(Collected data)
-=-=-=-=-
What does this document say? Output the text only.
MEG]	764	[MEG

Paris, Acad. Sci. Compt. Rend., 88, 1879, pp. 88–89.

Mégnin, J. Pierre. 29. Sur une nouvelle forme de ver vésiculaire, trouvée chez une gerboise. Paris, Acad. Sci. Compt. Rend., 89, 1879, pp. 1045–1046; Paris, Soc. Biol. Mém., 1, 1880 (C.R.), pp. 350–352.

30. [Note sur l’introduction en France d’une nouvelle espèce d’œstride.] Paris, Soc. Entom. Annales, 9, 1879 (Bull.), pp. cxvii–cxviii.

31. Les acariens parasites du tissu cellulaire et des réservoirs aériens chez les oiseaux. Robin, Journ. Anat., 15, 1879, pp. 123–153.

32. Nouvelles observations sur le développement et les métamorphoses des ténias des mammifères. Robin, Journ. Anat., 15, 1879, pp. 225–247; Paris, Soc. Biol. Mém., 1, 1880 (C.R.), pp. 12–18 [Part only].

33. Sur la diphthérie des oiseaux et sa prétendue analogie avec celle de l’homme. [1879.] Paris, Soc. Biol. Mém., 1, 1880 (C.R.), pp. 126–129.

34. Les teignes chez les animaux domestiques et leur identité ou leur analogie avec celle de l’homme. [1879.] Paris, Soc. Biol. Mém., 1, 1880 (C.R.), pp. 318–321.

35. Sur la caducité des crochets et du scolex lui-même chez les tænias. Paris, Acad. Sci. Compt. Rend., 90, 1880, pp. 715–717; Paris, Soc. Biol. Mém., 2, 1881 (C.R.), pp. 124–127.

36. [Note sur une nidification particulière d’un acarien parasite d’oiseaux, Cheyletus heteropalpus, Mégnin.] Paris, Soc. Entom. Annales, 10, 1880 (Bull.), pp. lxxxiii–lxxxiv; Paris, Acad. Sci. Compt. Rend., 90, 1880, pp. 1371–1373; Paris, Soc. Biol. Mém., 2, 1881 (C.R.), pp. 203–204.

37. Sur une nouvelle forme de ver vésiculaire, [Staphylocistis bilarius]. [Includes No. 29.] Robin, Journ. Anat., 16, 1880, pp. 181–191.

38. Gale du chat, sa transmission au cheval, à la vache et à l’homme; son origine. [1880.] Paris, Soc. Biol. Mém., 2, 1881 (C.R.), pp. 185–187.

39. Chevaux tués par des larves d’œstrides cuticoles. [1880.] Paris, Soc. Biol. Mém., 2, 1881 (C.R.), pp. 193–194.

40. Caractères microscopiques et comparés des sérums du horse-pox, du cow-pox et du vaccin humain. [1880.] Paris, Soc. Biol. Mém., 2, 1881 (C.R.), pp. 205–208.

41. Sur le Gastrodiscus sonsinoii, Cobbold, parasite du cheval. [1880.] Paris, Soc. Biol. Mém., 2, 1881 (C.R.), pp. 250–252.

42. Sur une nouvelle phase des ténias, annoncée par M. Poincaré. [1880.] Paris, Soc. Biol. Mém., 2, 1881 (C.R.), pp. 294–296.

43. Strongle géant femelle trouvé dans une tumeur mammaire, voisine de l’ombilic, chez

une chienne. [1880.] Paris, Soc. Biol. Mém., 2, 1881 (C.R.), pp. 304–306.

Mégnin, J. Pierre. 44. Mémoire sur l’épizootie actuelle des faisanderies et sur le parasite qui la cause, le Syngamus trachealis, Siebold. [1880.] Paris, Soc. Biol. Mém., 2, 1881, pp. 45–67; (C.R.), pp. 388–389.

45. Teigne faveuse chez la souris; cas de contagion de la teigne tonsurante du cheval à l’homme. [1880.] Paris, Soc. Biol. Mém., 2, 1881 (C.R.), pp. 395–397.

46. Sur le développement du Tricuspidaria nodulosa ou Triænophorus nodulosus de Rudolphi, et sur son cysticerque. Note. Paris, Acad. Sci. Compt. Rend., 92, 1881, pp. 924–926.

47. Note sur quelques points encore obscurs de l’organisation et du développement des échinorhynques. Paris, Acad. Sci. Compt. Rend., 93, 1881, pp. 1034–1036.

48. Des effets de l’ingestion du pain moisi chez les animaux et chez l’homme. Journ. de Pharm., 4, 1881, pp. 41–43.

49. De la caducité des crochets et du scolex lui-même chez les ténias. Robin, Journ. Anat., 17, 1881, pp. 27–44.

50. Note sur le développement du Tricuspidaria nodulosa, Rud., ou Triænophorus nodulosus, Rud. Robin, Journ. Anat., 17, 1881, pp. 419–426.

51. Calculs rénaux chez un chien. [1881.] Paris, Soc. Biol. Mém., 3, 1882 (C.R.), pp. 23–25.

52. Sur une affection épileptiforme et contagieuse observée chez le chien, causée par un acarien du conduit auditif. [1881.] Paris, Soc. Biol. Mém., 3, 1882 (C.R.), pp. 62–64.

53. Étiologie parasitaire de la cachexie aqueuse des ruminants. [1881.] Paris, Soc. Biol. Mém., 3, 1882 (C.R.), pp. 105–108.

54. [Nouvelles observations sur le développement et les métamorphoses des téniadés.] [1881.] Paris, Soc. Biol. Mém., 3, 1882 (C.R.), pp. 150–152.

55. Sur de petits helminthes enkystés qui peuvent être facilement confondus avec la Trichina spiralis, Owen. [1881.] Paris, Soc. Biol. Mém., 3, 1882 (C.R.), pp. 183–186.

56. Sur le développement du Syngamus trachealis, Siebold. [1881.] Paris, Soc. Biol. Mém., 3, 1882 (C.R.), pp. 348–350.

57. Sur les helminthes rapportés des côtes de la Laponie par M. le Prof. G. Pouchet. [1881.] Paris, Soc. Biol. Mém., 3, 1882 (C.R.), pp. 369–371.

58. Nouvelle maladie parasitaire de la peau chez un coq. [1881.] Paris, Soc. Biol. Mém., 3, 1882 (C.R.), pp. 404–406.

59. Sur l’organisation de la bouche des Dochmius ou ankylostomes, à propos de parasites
-=-=-=-=-
Directions for this task — Quote all of the entries exactly as they appear.

Complete response —
What does this document say? Output the text only.
MEG]	764	[MEG

Paris, Acad. Sci. Compt. Rend., 88, 1879, pp. 88–89.

Mégnin, J. Pierre. 29. Sur une nouvelle forme de ver vésiculaire, trouvée chez une gerboise. Paris, Acad. Sci. Compt. Rend., 89, 1879, pp. 1045–1046; Paris, Soc. Biol. Mém., 1, 1880 (C.R.), pp. 350–352.

30. [Note sur l’introduction en France d’une nouvelle espèce d’œstride.] Paris, Soc. Entom. Annales, 9, 1879 (Bull.), pp. cxvii–cxviii.

31. Les acariens parasites du tissu cellulaire et des réservoirs aériens chez les oiseaux. Robin, Journ. Anat., 15, 1879, pp. 123–153.

32. Nouvelles observations sur le développement et les métamorphoses des ténias des mammifères. Robin, Journ. Anat., 15, 1879, pp. 225–247; Paris, Soc. Biol. Mém., 1, 1880 (C.R.), pp. 12–18 [Part only].

33. Sur la diphthérie des oiseaux et sa prétendue analogie avec celle de l’homme. [1879.] Paris, Soc. Biol. Mém., 1, 1880 (C.R.), pp. 126–129.

34. Les teignes chez les animaux domestiques et leur identité ou leur analogie avec celle de l’homme. [1879.] Paris, Soc. Biol. Mém., 1, 1880 (C.R.), pp. 318–321.

35. Sur la caducité des crochets et du scolex lui-même chez les tænias. Paris, Acad. Sci. Compt. Rend., 90, 1880, pp. 715–717; Paris, Soc. Biol. Mém., 2, 1881 (C.R.), pp. 124–127.

36. [Note sur une nidification particulière d’un acarien parasite d’oiseaux, Cheyletus heteropalpus, Mégnin.] Paris, Soc. Entom. Annales, 10, 1880 (Bull.), pp. lxxxiii–lxxxiv; Paris, Acad. Sci. Compt. Rend., 90, 1880, pp. 1371–1373; Paris, Soc. Biol. Mém., 2, 1881 (C.R.), pp. 203–204.

37. Sur une nouvelle forme de ver vésiculaire, [Staphylocistis bilarius]. [Includes No. 29.] Robin, Journ. Anat., 16, 1880, pp. 181–191.

38. Gale du chat, sa transmission au cheval, à la vache et à l’homme; son origine. [1880.] Paris, Soc. Biol. Mém., 2, 1881 (C.R.), pp. 185–187.

39. Chevaux tués par des larves d’œstrides cuticoles. [1880.] Paris, Soc. Biol. Mém., 2, 1881 (C.R.), pp. 193–194.

40. Caractères microscopiques et comparés des sérums du horse-pox, du cow-pox et du vaccin humain. [1880.] Paris, Soc. Biol. Mém., 2, 1881 (C.R.), pp. 205–208.

41. Sur le Gastrodiscus sonsinoii, Cobbold, parasite du cheval. [1880.] Paris, Soc. Biol. Mém., 2, 1881 (C.R.), pp. 250–252.

42. Sur une nouvelle phase des ténias, annoncée par M. Poincaré. [1880.] Paris, Soc. Biol. Mém., 2, 1881 (C.R.), pp. 294–296.

43. Strongle géant femelle trouvé dans une tumeur mammaire, voisine de l’ombilic, chez

une chienne. [1880.] Paris, Soc. Biol. Mém., 2, 1881 (C.R.), pp. 304–306.

Mégnin, J. Pierre. 44. Mémoire sur l’épizootie actuelle des faisanderies et sur le parasite qui la cause, le Syngamus trachealis, Siebold. [1880.] Paris, Soc. Biol. Mém., 2, 1881, pp. 45–67; (C.R.), pp. 388–389.

45. Teigne faveuse chez la souris; cas de contagion de la teigne tonsurante du cheval à l’homme. [1880.] Paris, Soc. Biol. Mém., 2, 1881 (C.R.), pp. 395–397.

46. Sur le développement du Tricuspidaria nodulosa ou Triænophorus nodulosus de Rudolphi, et sur son cysticerque. Note. Paris, Acad. Sci. Compt. Rend., 92, 1881, pp. 924–926.

47. Note sur quelques points encore obscurs de l’organisation et du développement des échinorhynques. Paris, Acad. Sci. Compt. Rend., 93, 1881, pp. 1034–1036.

48. Des effets de l’ingestion du pain moisi chez les animaux et chez l’homme. Journ. de Pharm., 4, 1881, pp. 41–43.

49. De la caducité des crochets et du scolex lui-même chez les ténias. Robin, Journ. Anat., 17, 1881, pp. 27–44.

50. Note sur le développement du Tricuspidaria nodulosa, Rud., ou Triænophorus nodulosus, Rud. Robin, Journ. Anat., 17, 1881, pp. 419–426.

51. Calculs rénaux chez un chien. [1881.] Paris, Soc. Biol. Mém., 3, 1882 (C.R.), pp. 23–25.

52. Sur une affection épileptiforme et contagieuse observée chez le chien, causée par un acarien du conduit auditif. [1881.] Paris, Soc. Biol. Mém., 3, 1882 (C.R.), pp. 62–64.

53. Étiologie parasitaire de la cachexie aqueuse des ruminants. [1881.] Paris, Soc. Biol. Mém., 3, 1882 (C.R.), pp. 105–108.

54. [Nouvelles observations sur le développement et les métamorphoses des téniadés.] [1881.] Paris, Soc. Biol. Mém., 3, 1882 (C.R.), pp. 150–152.

55. Sur de petits helminthes enkystés qui peuvent être facilement confondus avec la Trichina spiralis, Owen. [1881.] Paris, Soc. Biol. Mém., 3, 1882 (C.R.), pp. 183–186.

56. Sur le développement du Syngamus trachealis, Siebold. [1881.] Paris, Soc. Biol. Mém., 3, 1882 (C.R.), pp. 348–350.

57. Sur les helminthes rapportés des côtes de la Laponie par M. le Prof. G. Pouchet. [1881.] Paris, Soc. Biol. Mém., 3, 1882 (C.R.), pp. 369–371.

58. Nouvelle maladie parasitaire de la peau chez un coq. [1881.] Paris, Soc. Biol. Mém., 3, 1882 (C.R.), pp. 404–406.

59. Sur l’organisation de la bouche des Dochmius ou ankylostomes, à propos de parasites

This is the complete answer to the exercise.